Pictures in the data below are not part of the copy; transcribe everything else exactly.

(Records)
####
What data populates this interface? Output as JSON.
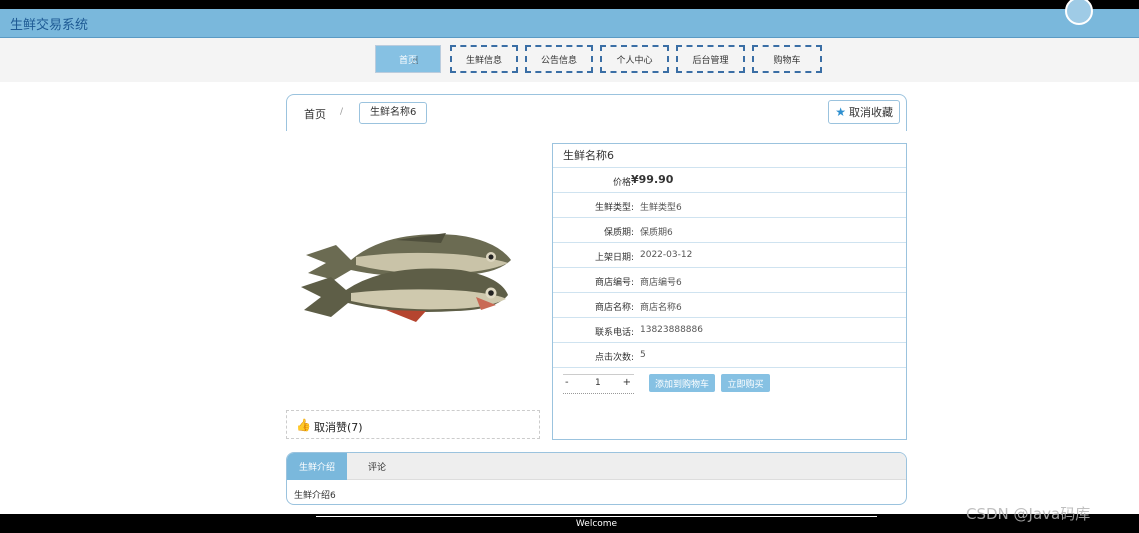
{
  "header": {
    "app_title": "生鲜交易系统"
  },
  "nav": {
    "items": [
      "首页",
      "生鲜信息",
      "公告信息",
      "个人中心",
      "后台管理",
      "购物车"
    ]
  },
  "breadcrumb": {
    "home": "首页",
    "separator": "/",
    "current": "生鲜名称6"
  },
  "favorite": {
    "label": "取消收藏"
  },
  "product": {
    "name": "生鲜名称6",
    "price_label": "价格:",
    "price": "¥99.90",
    "fields": [
      {
        "label": "生鲜类型:",
        "value": "生鲜类型6"
      },
      {
        "label": "保质期:",
        "value": "保质期6"
      },
      {
        "label": "上架日期:",
        "value": "2022-03-12"
      },
      {
        "label": "商店编号:",
        "value": "商店编号6"
      },
      {
        "label": "商店名称:",
        "value": "商店名称6"
      },
      {
        "label": "联系电话:",
        "value": "13823888886"
      },
      {
        "label": "点击次数:",
        "value": "5"
      }
    ],
    "quantity": "1",
    "add_to_cart": "添加到购物车",
    "buy_now": "立即购买"
  },
  "like": {
    "label": "取消赞(7)"
  },
  "tabs": {
    "intro": "生鲜介绍",
    "comments": "评论",
    "intro_content": "生鲜介绍6"
  },
  "footer": {
    "welcome": "Welcome"
  },
  "watermark": "CSDN @Java码库",
  "colors": {
    "header_bg": "#7ab8dc",
    "accent": "#86c1e3",
    "nav_border": "#3a6ea5"
  }
}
####
Exercise result:
What data populates this interface? Output as JSON.
{
  "header": {
    "app_title": "生鲜交易系统"
  },
  "nav": {
    "items": [
      "首页",
      "生鲜信息",
      "公告信息",
      "个人中心",
      "后台管理",
      "购物车"
    ]
  },
  "breadcrumb": {
    "home": "首页",
    "separator": "/",
    "current": "生鲜名称6"
  },
  "favorite": {
    "label": "取消收藏"
  },
  "product": {
    "name": "生鲜名称6",
    "price_label": "价格:",
    "price": "¥99.90",
    "fields": [
      {
        "label": "生鲜类型:",
        "value": "生鲜类型6"
      },
      {
        "label": "保质期:",
        "value": "保质期6"
      },
      {
        "label": "上架日期:",
        "value": "2022-03-12"
      },
      {
        "label": "商店编号:",
        "value": "商店编号6"
      },
      {
        "label": "商店名称:",
        "value": "商店名称6"
      },
      {
        "label": "联系电话:",
        "value": "13823888886"
      },
      {
        "label": "点击次数:",
        "value": "5"
      }
    ],
    "quantity": "1",
    "add_to_cart": "添加到购物车",
    "buy_now": "立即购买"
  },
  "like": {
    "label": "取消赞(7)"
  },
  "tabs": {
    "intro": "生鲜介绍",
    "comments": "评论",
    "intro_content": "生鲜介绍6"
  },
  "footer": {
    "welcome": "Welcome"
  },
  "watermark": "CSDN @Java码库",
  "colors": {
    "header_bg": "#7ab8dc",
    "accent": "#86c1e3",
    "nav_border": "#3a6ea5"
  }
}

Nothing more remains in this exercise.